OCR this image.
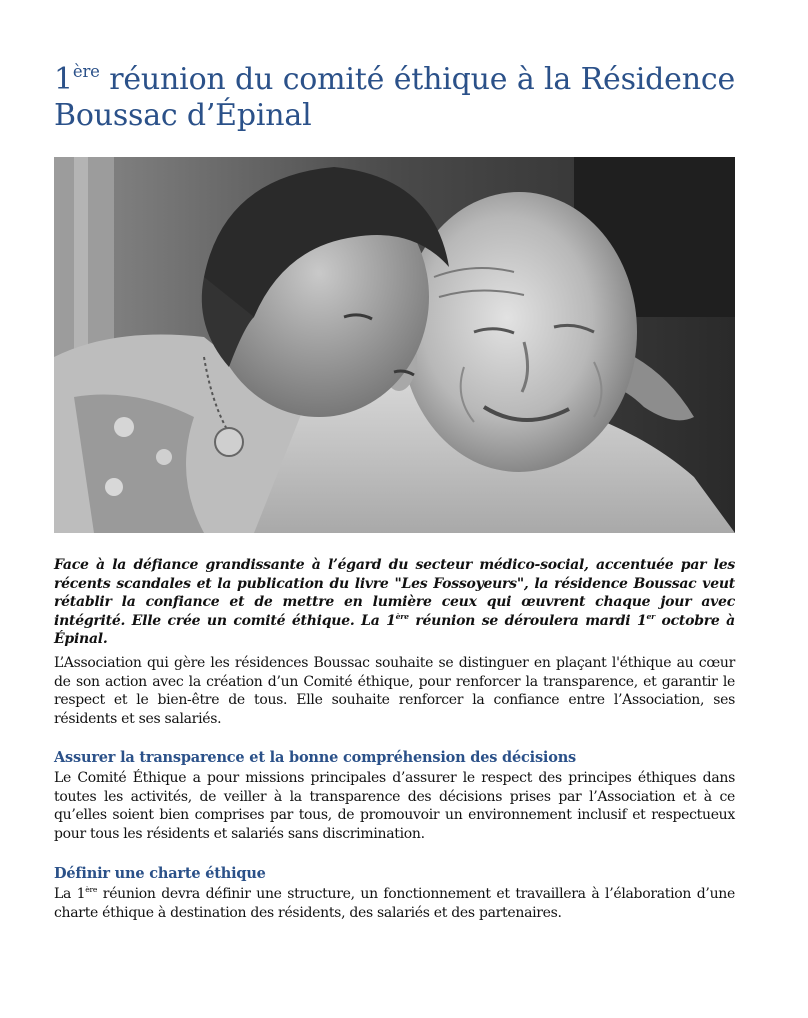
1ère réunion du comité éthique à la Résidence
Boussac d’Épinal

Face à la défiance grandissante à l’égard du secteur médico-social, accentuée par les récents scandales et la publication du livre "Les Fossoyeurs", la résidence Boussac veut rétablir la confiance et de mettre en lumière ceux qui œuvrent chaque jour avec intégrité. Elle crée un comité éthique. La 1ère réunion se déroulera mardi 1er octobre à Épinal.

L’Association qui gère les résidences Boussac souhaite se distinguer en plaçant l'éthique au cœur de son action avec la création d’un Comité éthique, pour renforcer la transparence, et garantir le respect et le bien-être de tous. Elle souhaite renforcer la confiance entre l’Association, ses résidents et ses salariés.

Assurer la transparence et la bonne compréhension des décisions

Le Comité Éthique a pour missions principales d’assurer le respect des principes éthiques dans toutes les activités, de veiller à la transparence des décisions prises par l’Association et à ce qu’elles soient bien comprises par tous, de promouvoir un environnement inclusif et respectueux pour tous les résidents et salariés sans discrimination.

Définir une charte éthique

La 1ère réunion devra définir une structure, un fonctionnement et travaillera à l’élaboration d’une charte éthique à destination des résidents, des salariés et des partenaires.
#####
DIRECTIONS
Repeat each entry precisely as it appears. Leave the pictures out.

WORKED SOLUTION
OCR this image.
1ère réunion du comité éthique à la Résidence
Boussac d’Épinal

Face à la défiance grandissante à l’égard du secteur médico-social, accentuée par les récents scandales et la publication du livre "Les Fossoyeurs", la résidence Boussac veut rétablir la confiance et de mettre en lumière ceux qui œuvrent chaque jour avec intégrité. Elle crée un comité éthique. La 1ère réunion se déroulera mardi 1er octobre à Épinal.

L’Association qui gère les résidences Boussac souhaite se distinguer en plaçant l'éthique au cœur de son action avec la création d’un Comité éthique, pour renforcer la transparence, et garantir le respect et le bien-être de tous. Elle souhaite renforcer la confiance entre l’Association, ses résidents et ses salariés.

Assurer la transparence et la bonne compréhension des décisions

Le Comité Éthique a pour missions principales d’assurer le respect des principes éthiques dans toutes les activités, de veiller à la transparence des décisions prises par l’Association et à ce qu’elles soient bien comprises par tous, de promouvoir un environnement inclusif et respectueux pour tous les résidents et salariés sans discrimination.

Définir une charte éthique

La 1ère réunion devra définir une structure, un fonctionnement et travaillera à l’élaboration d’une charte éthique à destination des résidents, des salariés et des partenaires.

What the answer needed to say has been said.